== Task to complete ==
Copy each line of the entries beneath that contains the word "περιήγησης".

== Records for this exercise ==
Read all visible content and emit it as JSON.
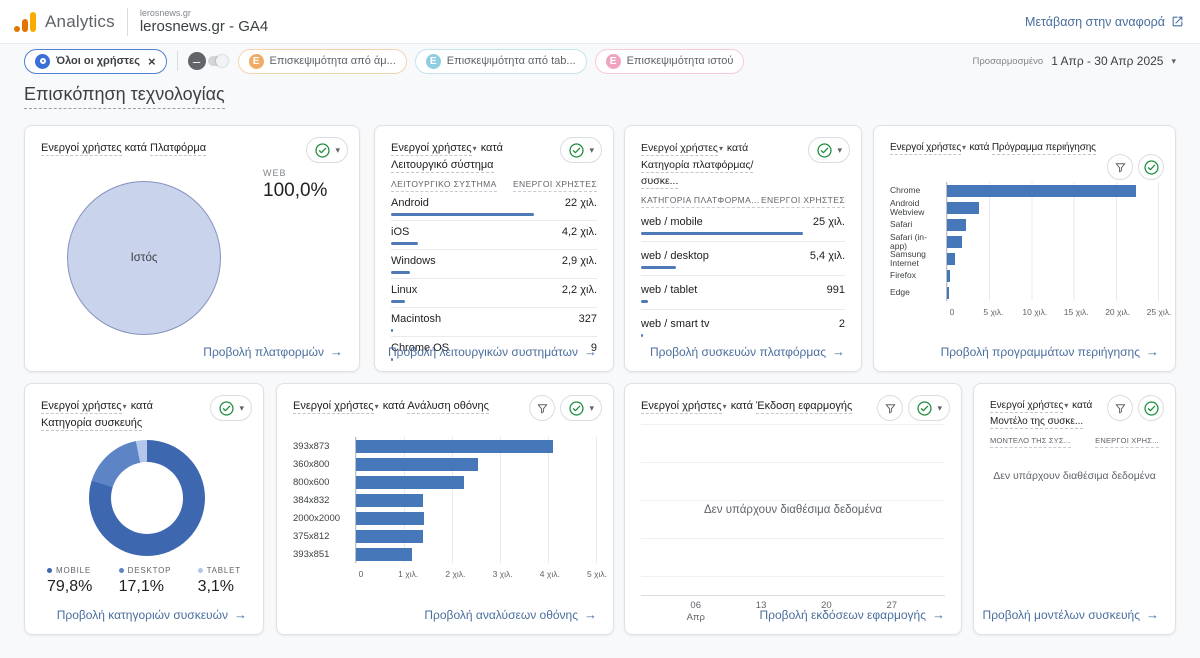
{
  "header": {
    "app_name": "Analytics",
    "property_label": "lerosnews.gr",
    "property_name": "lerosnews.gr - GA4",
    "go_to_report": "Μετάβαση στην αναφορά"
  },
  "filter_bar": {
    "all_users_chip": "Όλοι οι χρήστες",
    "comparison_chips": [
      {
        "label": "Επισκεψιμότητα από άμ...",
        "badge": "E"
      },
      {
        "label": "Επισκεψιμότητα από tab...",
        "badge": "E"
      },
      {
        "label": "Επισκεψιμότητα ιστού",
        "badge": "E"
      }
    ],
    "date_range": {
      "kind": "Προσαρμοσμένο",
      "value": "1 Απρ - 30 Απρ 2025"
    }
  },
  "page_title": "Επισκόπηση τεχνολογίας",
  "cards": {
    "platform": {
      "metric": "Ενεργοί χρήστες",
      "by": "κατά",
      "dimension": "Πλατφόρμα",
      "pie_label": "Ιστός",
      "stat_label": "WEB",
      "stat_value": "100,0%",
      "link": "Προβολή πλατφορμών"
    },
    "os": {
      "metric": "Ενεργοί χρήστες",
      "by": "κατά",
      "dimension": "Λειτουργικό σύστημα",
      "col_dimension": "ΛΕΙΤΟΥΡΓΙΚΟ ΣΥΣΤΗΜΑ",
      "col_metric": "ΕΝΕΡΓΟΙ ΧΡΗΣΤΕΣ",
      "rows": [
        {
          "label": "Android",
          "value": "22 χιλ.",
          "pct": 69.5
        },
        {
          "label": "iOS",
          "value": "4,2 χιλ.",
          "pct": 13.3
        },
        {
          "label": "Windows",
          "value": "2,9 χιλ.",
          "pct": 9.2
        },
        {
          "label": "Linux",
          "value": "2,2 χιλ.",
          "pct": 7.0
        },
        {
          "label": "Macintosh",
          "value": "327",
          "pct": 1.0
        },
        {
          "label": "Chrome OS",
          "value": "9",
          "pct": 0.3
        }
      ],
      "link": "Προβολή λειτουργικών συστημάτων"
    },
    "platform_device": {
      "metric": "Ενεργοί χρήστες",
      "by": "κατά",
      "dimension": "Κατηγορία πλατφόρμας/συσκε...",
      "col_dimension": "ΚΑΤΗΓΟΡΙΑ ΠΛΑΤΦΟΡΜΑ...",
      "col_metric": "ΕΝΕΡΓΟΙ ΧΡΗΣΤΕΣ",
      "rows": [
        {
          "label": "web / mobile",
          "value": "25 χιλ.",
          "pct": 79.6
        },
        {
          "label": "web / desktop",
          "value": "5,4 χιλ.",
          "pct": 17.2
        },
        {
          "label": "web / tablet",
          "value": "991",
          "pct": 3.2
        },
        {
          "label": "web / smart tv",
          "value": "2",
          "pct": 0.3
        }
      ],
      "link": "Προβολή συσκευών πλατφόρμας"
    },
    "browser": {
      "metric": "Ενεργοί χρήστες",
      "by": "κατά",
      "dimension": "Πρόγραμμα περιήγησης",
      "chart": {
        "type": "bar",
        "unit": "χιλ.",
        "axis_max_thousands": 25,
        "ticks": [
          "0",
          "5 χιλ.",
          "10 χιλ.",
          "15 χιλ.",
          "20 χιλ.",
          "25 χιλ."
        ],
        "bars": [
          {
            "label": "Chrome",
            "value_thousands": 22.4,
            "pct": 89.6
          },
          {
            "label": "Android Webview",
            "value_thousands": 3.8,
            "pct": 15.2
          },
          {
            "label": "Safari",
            "value_thousands": 2.2,
            "pct": 8.8
          },
          {
            "label": "Safari (in-app)",
            "value_thousands": 1.8,
            "pct": 7.2
          },
          {
            "label": "Samsung Internet",
            "value_thousands": 0.9,
            "pct": 3.6
          },
          {
            "label": "Firefox",
            "value_thousands": 0.35,
            "pct": 1.4
          },
          {
            "label": "Edge",
            "value_thousands": 0.2,
            "pct": 0.8
          }
        ]
      },
      "link": "Προβολή προγραμμάτων περιήγησης"
    },
    "device_category": {
      "metric": "Ενεργοί χρήστες",
      "by": "κατά",
      "dimension": "Κατηγορία συσκευής",
      "chart": {
        "type": "donut",
        "slices": [
          {
            "label": "MOBILE",
            "value": "79,8%",
            "pct": 79.8,
            "color": "#3d67ae"
          },
          {
            "label": "DESKTOP",
            "value": "17,1%",
            "pct": 17.1,
            "color": "#5d85c6"
          },
          {
            "label": "TABLET",
            "value": "3,1%",
            "pct": 3.1,
            "color": "#b2c7ea"
          }
        ]
      },
      "link": "Προβολή κατηγοριών συσκευών"
    },
    "resolution": {
      "metric": "Ενεργοί χρήστες",
      "by": "κατά",
      "dimension": "Ανάλυση οθόνης",
      "chart": {
        "type": "bar",
        "unit": "χιλ.",
        "axis_max_thousands": 5,
        "ticks": [
          "0",
          "1 χιλ.",
          "2 χιλ.",
          "3 χιλ.",
          "4 χιλ.",
          "5 χιλ."
        ],
        "bars": [
          {
            "label": "393x873",
            "value_thousands": 4.1,
            "pct": 82
          },
          {
            "label": "360x800",
            "value_thousands": 2.55,
            "pct": 51
          },
          {
            "label": "800x600",
            "value_thousands": 2.24,
            "pct": 44.8
          },
          {
            "label": "384x832",
            "value_thousands": 1.4,
            "pct": 28
          },
          {
            "label": "2000x2000",
            "value_thousands": 1.41,
            "pct": 28.2
          },
          {
            "label": "375x812",
            "value_thousands": 1.39,
            "pct": 27.8
          },
          {
            "label": "393x851",
            "value_thousands": 1.17,
            "pct": 23.4
          }
        ]
      },
      "link": "Προβολή αναλύσεων οθόνης"
    },
    "app_version": {
      "metric": "Ενεργοί χρήστες",
      "by": "κατά",
      "dimension": "Έκδοση εφαρμογής",
      "no_data": "Δεν υπάρχουν διαθέσιμα δεδομένα",
      "date_ticks": [
        {
          "day": "06",
          "month": "Απρ"
        },
        {
          "day": "13",
          "month": ""
        },
        {
          "day": "20",
          "month": ""
        },
        {
          "day": "27",
          "month": ""
        }
      ],
      "link": "Προβολή εκδόσεων εφαρμογής"
    },
    "device_model": {
      "metric": "Ενεργοί χρήστες",
      "by": "κατά",
      "dimension": "Μοντέλο της συσκε...",
      "col_dimension": "ΜΟΝΤΕΛΟ ΤΗΣ ΣΥΣ...",
      "col_metric": "ΕΝΕΡΓΟΙ ΧΡΗΣ...",
      "no_data": "Δεν υπάρχουν διαθέσιμα δεδομένα",
      "link": "Προβολή μοντέλων συσκευής"
    }
  },
  "colors": {
    "bar_blue": "#4677b8",
    "mini_bar_blue": "#4e7ab8",
    "pie_fill": "#c9d3ec",
    "link_blue": "#4a6e9e",
    "check_green": "#1e8e3e",
    "logo_orange": "#e37400",
    "logo_amber": "#f9ab00"
  }
}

== The response ==
      "dimension": "Πρόγραμμα περιήγησης",
      "link": "Προβολή προγραμμάτων περιήγησης"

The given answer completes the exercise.